[Saved data entries]
--

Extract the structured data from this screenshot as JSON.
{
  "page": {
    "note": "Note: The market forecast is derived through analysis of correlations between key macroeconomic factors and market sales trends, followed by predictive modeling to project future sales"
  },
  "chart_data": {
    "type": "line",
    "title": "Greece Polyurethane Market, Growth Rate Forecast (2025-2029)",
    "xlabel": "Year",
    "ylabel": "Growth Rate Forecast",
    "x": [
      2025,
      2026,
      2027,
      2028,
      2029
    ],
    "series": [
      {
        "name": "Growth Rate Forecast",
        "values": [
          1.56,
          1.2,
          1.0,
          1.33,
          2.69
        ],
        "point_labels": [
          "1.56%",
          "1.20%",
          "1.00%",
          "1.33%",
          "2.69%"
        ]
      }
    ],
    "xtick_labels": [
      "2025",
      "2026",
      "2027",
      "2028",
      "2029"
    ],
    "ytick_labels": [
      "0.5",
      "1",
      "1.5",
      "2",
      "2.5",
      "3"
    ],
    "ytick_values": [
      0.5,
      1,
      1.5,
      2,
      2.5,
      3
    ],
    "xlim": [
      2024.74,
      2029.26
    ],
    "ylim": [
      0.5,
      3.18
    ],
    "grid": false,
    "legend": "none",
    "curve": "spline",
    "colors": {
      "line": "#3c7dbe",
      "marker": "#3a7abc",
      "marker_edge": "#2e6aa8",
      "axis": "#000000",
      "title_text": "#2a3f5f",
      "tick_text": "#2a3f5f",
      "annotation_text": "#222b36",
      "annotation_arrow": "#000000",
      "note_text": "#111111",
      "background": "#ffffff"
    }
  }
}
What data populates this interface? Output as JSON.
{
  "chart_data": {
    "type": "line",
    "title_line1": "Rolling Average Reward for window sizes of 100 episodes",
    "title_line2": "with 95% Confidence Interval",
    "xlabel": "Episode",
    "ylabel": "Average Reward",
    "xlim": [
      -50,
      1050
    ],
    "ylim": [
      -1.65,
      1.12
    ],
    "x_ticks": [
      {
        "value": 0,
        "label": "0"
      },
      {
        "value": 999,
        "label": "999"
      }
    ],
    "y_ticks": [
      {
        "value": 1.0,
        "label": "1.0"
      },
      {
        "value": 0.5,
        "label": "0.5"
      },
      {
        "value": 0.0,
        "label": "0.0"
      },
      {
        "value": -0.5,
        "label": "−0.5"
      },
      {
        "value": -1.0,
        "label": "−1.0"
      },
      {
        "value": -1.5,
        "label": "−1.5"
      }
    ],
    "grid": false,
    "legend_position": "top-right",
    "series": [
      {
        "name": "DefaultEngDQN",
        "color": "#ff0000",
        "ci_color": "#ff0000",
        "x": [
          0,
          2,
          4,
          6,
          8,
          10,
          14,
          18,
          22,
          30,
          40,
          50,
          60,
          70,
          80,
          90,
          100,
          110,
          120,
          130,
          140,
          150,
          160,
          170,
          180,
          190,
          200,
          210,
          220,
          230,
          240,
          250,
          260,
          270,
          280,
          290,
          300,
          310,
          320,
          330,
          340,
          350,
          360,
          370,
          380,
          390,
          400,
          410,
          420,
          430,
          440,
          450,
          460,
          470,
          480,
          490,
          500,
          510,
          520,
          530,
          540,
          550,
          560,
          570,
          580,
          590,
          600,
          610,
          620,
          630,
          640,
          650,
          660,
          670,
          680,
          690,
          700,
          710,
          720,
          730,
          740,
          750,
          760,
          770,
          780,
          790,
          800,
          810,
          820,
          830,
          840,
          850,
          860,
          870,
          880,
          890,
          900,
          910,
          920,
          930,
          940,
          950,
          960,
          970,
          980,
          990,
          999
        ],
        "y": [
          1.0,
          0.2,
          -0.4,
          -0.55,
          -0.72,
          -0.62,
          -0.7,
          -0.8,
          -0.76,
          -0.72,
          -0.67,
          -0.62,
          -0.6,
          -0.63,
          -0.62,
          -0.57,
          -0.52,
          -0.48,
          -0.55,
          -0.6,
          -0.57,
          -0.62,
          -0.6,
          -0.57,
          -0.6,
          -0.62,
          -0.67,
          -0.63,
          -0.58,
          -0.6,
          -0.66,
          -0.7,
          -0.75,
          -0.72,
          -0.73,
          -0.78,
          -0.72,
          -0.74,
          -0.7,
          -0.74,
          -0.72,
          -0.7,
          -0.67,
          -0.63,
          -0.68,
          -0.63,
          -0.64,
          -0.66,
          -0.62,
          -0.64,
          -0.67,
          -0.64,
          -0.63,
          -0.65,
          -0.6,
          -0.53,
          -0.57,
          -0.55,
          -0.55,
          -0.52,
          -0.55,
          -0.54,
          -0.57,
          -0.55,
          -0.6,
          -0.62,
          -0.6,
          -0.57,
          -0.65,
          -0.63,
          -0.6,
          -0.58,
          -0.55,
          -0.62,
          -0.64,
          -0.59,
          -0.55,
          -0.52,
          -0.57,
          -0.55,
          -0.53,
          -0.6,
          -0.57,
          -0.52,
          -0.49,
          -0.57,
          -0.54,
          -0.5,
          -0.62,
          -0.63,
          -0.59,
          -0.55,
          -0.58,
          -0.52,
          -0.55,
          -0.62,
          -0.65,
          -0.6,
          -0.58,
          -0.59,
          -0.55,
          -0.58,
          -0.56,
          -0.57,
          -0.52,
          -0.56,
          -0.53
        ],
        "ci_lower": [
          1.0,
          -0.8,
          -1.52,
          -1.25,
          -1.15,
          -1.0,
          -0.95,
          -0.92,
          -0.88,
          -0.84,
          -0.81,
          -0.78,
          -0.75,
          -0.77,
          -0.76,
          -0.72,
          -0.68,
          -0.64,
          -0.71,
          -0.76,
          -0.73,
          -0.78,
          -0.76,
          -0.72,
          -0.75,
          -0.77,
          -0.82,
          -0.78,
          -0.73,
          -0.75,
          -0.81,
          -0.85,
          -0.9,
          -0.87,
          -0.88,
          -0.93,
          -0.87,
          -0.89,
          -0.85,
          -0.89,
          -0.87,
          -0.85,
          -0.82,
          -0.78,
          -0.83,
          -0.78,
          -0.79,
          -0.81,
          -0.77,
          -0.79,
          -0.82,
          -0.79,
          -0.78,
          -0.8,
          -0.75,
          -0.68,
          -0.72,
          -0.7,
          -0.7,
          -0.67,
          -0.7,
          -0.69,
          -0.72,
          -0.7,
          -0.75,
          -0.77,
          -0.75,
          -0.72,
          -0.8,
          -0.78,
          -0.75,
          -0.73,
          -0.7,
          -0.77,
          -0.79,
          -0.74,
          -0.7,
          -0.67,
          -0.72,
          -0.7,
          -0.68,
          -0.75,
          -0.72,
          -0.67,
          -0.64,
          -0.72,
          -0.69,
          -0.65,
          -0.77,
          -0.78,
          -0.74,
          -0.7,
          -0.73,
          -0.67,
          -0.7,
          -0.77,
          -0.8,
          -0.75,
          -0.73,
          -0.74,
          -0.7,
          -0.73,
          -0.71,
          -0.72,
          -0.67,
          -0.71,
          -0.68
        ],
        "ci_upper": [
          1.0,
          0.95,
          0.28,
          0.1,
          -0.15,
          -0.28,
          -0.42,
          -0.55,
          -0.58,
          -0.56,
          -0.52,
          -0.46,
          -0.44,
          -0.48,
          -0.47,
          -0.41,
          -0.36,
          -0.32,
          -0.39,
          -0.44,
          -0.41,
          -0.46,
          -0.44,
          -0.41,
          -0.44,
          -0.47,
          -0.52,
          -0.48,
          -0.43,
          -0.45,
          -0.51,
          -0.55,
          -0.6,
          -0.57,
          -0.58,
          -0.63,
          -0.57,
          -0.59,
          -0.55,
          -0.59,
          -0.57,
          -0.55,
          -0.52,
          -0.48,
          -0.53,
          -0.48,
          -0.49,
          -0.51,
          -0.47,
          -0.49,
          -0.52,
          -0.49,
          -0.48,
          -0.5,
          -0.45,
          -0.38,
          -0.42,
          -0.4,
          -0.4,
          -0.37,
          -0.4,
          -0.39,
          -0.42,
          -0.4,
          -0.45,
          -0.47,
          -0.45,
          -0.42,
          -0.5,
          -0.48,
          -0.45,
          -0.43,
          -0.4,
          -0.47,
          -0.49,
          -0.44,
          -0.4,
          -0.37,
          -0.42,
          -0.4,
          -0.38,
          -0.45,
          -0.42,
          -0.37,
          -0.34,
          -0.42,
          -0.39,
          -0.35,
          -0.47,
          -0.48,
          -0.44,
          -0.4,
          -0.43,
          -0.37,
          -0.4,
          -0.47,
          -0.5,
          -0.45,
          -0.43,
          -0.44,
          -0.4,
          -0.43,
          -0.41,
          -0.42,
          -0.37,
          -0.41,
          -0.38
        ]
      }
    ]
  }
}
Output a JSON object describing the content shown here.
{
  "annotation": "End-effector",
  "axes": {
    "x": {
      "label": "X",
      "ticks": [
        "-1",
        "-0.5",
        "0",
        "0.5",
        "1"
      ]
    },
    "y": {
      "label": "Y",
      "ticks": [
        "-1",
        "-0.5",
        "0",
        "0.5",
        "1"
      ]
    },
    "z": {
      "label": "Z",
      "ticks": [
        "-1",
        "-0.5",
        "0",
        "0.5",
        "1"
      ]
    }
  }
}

--

Aim of the task:
Repeat the line containing "Output a JSON" and all subsequent lines through the final line of the data, exactly and with no others.

The reply:
Output a JSON object describing the content shown here.
{
  "annotation": "End-effector",
  "axes": {
    "x": {
      "label": "X",
      "ticks": [
        "-1",
        "-0.5",
        "0",
        "0.5",
        "1"
      ]
    },
    "y": {
      "label": "Y",
      "ticks": [
        "-1",
        "-0.5",
        "0",
        "0.5",
        "1"
      ]
    },
    "z": {
      "label": "Z",
      "ticks": [
        "-1",
        "-0.5",
        "0",
        "0.5",
        "1"
      ]
    }
  }
}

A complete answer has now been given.